### EXCERPTED DATA
Begin
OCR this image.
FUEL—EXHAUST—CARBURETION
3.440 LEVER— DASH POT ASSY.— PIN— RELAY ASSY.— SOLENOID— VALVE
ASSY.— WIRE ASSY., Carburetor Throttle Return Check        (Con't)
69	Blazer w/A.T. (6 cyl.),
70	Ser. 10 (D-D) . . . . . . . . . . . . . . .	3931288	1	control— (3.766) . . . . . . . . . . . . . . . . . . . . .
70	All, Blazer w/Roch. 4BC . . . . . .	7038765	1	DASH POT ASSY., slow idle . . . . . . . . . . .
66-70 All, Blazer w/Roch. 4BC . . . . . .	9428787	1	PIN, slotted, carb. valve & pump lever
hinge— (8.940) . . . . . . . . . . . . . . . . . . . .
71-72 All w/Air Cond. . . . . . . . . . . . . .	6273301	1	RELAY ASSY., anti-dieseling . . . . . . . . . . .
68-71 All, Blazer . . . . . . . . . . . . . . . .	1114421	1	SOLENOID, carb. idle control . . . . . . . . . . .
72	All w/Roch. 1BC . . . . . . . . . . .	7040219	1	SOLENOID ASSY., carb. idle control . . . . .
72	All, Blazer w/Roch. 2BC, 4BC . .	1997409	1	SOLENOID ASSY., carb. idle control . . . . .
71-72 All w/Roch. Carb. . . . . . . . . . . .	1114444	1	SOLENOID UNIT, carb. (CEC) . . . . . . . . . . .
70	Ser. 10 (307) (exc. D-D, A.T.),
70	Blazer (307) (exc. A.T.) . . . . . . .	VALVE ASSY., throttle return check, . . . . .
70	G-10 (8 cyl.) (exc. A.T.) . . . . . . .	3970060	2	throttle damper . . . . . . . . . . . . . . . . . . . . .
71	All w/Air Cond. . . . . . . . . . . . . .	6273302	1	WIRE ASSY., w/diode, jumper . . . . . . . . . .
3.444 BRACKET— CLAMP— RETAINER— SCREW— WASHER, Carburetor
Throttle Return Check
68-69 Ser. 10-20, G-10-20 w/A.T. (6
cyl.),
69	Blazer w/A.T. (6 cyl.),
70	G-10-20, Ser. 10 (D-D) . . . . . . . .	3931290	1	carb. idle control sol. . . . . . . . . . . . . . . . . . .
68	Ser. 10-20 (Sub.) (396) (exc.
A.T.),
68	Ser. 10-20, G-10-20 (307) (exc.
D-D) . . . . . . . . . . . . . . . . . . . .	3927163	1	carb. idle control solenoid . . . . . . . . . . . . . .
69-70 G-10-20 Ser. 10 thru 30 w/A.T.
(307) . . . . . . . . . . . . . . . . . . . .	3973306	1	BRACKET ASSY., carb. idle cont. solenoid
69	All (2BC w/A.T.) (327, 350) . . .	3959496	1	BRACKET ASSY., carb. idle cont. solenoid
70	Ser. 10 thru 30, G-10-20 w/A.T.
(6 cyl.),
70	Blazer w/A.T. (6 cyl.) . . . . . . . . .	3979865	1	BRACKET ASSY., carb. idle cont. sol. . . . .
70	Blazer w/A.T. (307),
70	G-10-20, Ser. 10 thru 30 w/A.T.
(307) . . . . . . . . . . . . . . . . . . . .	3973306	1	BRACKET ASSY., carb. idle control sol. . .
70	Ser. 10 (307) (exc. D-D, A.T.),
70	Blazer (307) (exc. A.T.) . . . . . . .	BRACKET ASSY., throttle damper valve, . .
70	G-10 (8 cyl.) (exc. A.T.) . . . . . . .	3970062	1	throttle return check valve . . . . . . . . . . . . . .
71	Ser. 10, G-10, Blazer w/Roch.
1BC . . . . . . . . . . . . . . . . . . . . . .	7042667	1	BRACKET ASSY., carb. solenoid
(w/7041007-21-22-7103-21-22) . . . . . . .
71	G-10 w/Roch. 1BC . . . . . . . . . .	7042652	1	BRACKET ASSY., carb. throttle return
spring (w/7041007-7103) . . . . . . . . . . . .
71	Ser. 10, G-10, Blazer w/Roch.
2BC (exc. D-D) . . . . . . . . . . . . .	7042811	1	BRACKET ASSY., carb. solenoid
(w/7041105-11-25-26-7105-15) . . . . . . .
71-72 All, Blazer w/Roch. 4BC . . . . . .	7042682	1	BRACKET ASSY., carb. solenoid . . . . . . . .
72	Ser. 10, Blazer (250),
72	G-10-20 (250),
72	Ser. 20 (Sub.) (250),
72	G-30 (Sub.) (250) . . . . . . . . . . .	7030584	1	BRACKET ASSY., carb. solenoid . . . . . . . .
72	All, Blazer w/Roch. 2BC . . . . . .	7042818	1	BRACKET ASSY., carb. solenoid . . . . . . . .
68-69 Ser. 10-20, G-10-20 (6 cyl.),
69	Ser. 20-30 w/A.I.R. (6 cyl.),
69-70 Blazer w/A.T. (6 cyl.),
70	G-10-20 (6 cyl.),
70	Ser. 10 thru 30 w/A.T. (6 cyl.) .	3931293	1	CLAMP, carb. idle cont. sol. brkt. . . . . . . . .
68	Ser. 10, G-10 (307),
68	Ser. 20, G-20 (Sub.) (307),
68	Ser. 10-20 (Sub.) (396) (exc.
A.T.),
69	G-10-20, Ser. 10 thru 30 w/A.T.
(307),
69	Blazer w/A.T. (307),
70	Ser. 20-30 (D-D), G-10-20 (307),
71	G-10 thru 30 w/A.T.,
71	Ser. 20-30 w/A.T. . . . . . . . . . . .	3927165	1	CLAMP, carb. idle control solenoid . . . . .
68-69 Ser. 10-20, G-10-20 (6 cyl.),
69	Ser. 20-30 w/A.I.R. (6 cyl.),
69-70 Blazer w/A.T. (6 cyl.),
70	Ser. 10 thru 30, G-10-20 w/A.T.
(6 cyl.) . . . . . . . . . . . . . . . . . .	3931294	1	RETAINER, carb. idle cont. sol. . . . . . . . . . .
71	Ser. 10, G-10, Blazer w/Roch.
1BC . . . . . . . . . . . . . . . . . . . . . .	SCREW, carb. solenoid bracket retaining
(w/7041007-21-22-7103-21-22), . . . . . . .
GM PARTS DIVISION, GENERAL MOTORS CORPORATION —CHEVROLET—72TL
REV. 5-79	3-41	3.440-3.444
End
### TO BE DONE
Retype all of the data shown above, word for word.

### THE SOLUTION
OCR this image.
FUEL—EXHAUST—CARBURETION
3.440 LEVER— DASH POT ASSY.— PIN— RELAY ASSY.— SOLENOID— VALVE
ASSY.— WIRE ASSY., Carburetor Throttle Return Check        (Con't)
69	Blazer w/A.T. (6 cyl.),
70	Ser. 10 (D-D) . . . . . . . . . . . . . . .	3931288	1	control— (3.766) . . . . . . . . . . . . . . . . . . . . .
70	All, Blazer w/Roch. 4BC . . . . . .	7038765	1	DASH POT ASSY., slow idle . . . . . . . . . . .
66-70 All, Blazer w/Roch. 4BC . . . . . .	9428787	1	PIN, slotted, carb. valve & pump lever
hinge— (8.940) . . . . . . . . . . . . . . . . . . . .
71-72 All w/Air Cond. . . . . . . . . . . . . .	6273301	1	RELAY ASSY., anti-dieseling . . . . . . . . . . .
68-71 All, Blazer . . . . . . . . . . . . . . . .	1114421	1	SOLENOID, carb. idle control . . . . . . . . . . .
72	All w/Roch. 1BC . . . . . . . . . . .	7040219	1	SOLENOID ASSY., carb. idle control . . . . .
72	All, Blazer w/Roch. 2BC, 4BC . .	1997409	1	SOLENOID ASSY., carb. idle control . . . . .
71-72 All w/Roch. Carb. . . . . . . . . . . .	1114444	1	SOLENOID UNIT, carb. (CEC) . . . . . . . . . . .
70	Ser. 10 (307) (exc. D-D, A.T.),
70	Blazer (307) (exc. A.T.) . . . . . . .	VALVE ASSY., throttle return check, . . . . .
70	G-10 (8 cyl.) (exc. A.T.) . . . . . . .	3970060	2	throttle damper . . . . . . . . . . . . . . . . . . . . .
71	All w/Air Cond. . . . . . . . . . . . . .	6273302	1	WIRE ASSY., w/diode, jumper . . . . . . . . . .
3.444 BRACKET— CLAMP— RETAINER— SCREW— WASHER, Carburetor
Throttle Return Check
68-69 Ser. 10-20, G-10-20 w/A.T. (6
cyl.),
69	Blazer w/A.T. (6 cyl.),
70	G-10-20, Ser. 10 (D-D) . . . . . . . .	3931290	1	carb. idle control sol. . . . . . . . . . . . . . . . . . .
68	Ser. 10-20 (Sub.) (396) (exc.
A.T.),
68	Ser. 10-20, G-10-20 (307) (exc.
D-D) . . . . . . . . . . . . . . . . . . . .	3927163	1	carb. idle control solenoid . . . . . . . . . . . . . .
69-70 G-10-20 Ser. 10 thru 30 w/A.T.
(307) . . . . . . . . . . . . . . . . . . . .	3973306	1	BRACKET ASSY., carb. idle cont. solenoid
69	All (2BC w/A.T.) (327, 350) . . .	3959496	1	BRACKET ASSY., carb. idle cont. solenoid
70	Ser. 10 thru 30, G-10-20 w/A.T.
(6 cyl.),
70	Blazer w/A.T. (6 cyl.) . . . . . . . . .	3979865	1	BRACKET ASSY., carb. idle cont. sol. . . . .
70	Blazer w/A.T. (307),
70	G-10-20, Ser. 10 thru 30 w/A.T.
(307) . . . . . . . . . . . . . . . . . . . .	3973306	1	BRACKET ASSY., carb. idle control sol. . .
70	Ser. 10 (307) (exc. D-D, A.T.),
70	Blazer (307) (exc. A.T.) . . . . . . .	BRACKET ASSY., throttle damper valve, . .
70	G-10 (8 cyl.) (exc. A.T.) . . . . . . .	3970062	1	throttle return check valve . . . . . . . . . . . . . .
71	Ser. 10, G-10, Blazer w/Roch.
1BC . . . . . . . . . . . . . . . . . . . . . .	7042667	1	BRACKET ASSY., carb. solenoid
(w/7041007-21-22-7103-21-22) . . . . . . .
71	G-10 w/Roch. 1BC . . . . . . . . . .	7042652	1	BRACKET ASSY., carb. throttle return
spring (w/7041007-7103) . . . . . . . . . . . .
71	Ser. 10, G-10, Blazer w/Roch.
2BC (exc. D-D) . . . . . . . . . . . . .	7042811	1	BRACKET ASSY., carb. solenoid
(w/7041105-11-25-26-7105-15) . . . . . . .
71-72 All, Blazer w/Roch. 4BC . . . . . .	7042682	1	BRACKET ASSY., carb. solenoid . . . . . . . .
72	Ser. 10, Blazer (250),
72	G-10-20 (250),
72	Ser. 20 (Sub.) (250),
72	G-30 (Sub.) (250) . . . . . . . . . . .	7030584	1	BRACKET ASSY., carb. solenoid . . . . . . . .
72	All, Blazer w/Roch. 2BC . . . . . .	7042818	1	BRACKET ASSY., carb. solenoid . . . . . . . .
68-69 Ser. 10-20, G-10-20 (6 cyl.),
69	Ser. 20-30 w/A.I.R. (6 cyl.),
69-70 Blazer w/A.T. (6 cyl.),
70	G-10-20 (6 cyl.),
70	Ser. 10 thru 30 w/A.T. (6 cyl.) .	3931293	1	CLAMP, carb. idle cont. sol. brkt. . . . . . . . .
68	Ser. 10, G-10 (307),
68	Ser. 20, G-20 (Sub.) (307),
68	Ser. 10-20 (Sub.) (396) (exc.
A.T.),
69	G-10-20, Ser. 10 thru 30 w/A.T.
(307),
69	Blazer w/A.T. (307),
70	Ser. 20-30 (D-D), G-10-20 (307),
71	G-10 thru 30 w/A.T.,
71	Ser. 20-30 w/A.T. . . . . . . . . . . .	3927165	1	CLAMP, carb. idle control solenoid . . . . .
68-69 Ser. 10-20, G-10-20 (6 cyl.),
69	Ser. 20-30 w/A.I.R. (6 cyl.),
69-70 Blazer w/A.T. (6 cyl.),
70	Ser. 10 thru 30, G-10-20 w/A.T.
(6 cyl.) . . . . . . . . . . . . . . . . . .	3931294	1	RETAINER, carb. idle cont. sol. . . . . . . . . . .
71	Ser. 10, G-10, Blazer w/Roch.
1BC . . . . . . . . . . . . . . . . . . . . . .	SCREW, carb. solenoid bracket retaining
(w/7041007-21-22-7103-21-22), . . . . . . .
GM PARTS DIVISION, GENERAL MOTORS CORPORATION —CHEVROLET—72TL
REV. 5-79	3-41	3.440-3.444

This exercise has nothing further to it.